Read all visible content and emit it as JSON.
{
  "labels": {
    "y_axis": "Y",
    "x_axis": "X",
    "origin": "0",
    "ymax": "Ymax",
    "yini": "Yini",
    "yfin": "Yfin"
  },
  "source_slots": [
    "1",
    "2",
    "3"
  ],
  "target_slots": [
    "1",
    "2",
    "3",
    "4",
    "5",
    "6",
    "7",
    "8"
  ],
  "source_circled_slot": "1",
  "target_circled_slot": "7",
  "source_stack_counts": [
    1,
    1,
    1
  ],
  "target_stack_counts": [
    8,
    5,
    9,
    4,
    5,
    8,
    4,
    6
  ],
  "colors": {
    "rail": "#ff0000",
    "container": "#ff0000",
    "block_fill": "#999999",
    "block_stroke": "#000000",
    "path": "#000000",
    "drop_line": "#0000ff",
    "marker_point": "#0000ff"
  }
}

^^^^

* Job: Extract the data exactly as given.

* Expected answer:
Read all visible content and emit it as JSON.
{
  "labels": {
    "y_axis": "Y",
    "x_axis": "X",
    "origin": "0",
    "ymax": "Ymax",
    "yini": "Yini",
    "yfin": "Yfin"
  },
  "source_slots": [
    "1",
    "2",
    "3"
  ],
  "target_slots": [
    "1",
    "2",
    "3",
    "4",
    "5",
    "6",
    "7",
    "8"
  ],
  "source_circled_slot": "1",
  "target_circled_slot": "7",
  "source_stack_counts": [
    1,
    1,
    1
  ],
  "target_stack_counts": [
    8,
    5,
    9,
    4,
    5,
    8,
    4,
    6
  ],
  "colors": {
    "rail": "#ff0000",
    "container": "#ff0000",
    "block_fill": "#999999",
    "block_stroke": "#000000",
    "path": "#000000",
    "drop_line": "#0000ff",
    "marker_point": "#0000ff"
  }
}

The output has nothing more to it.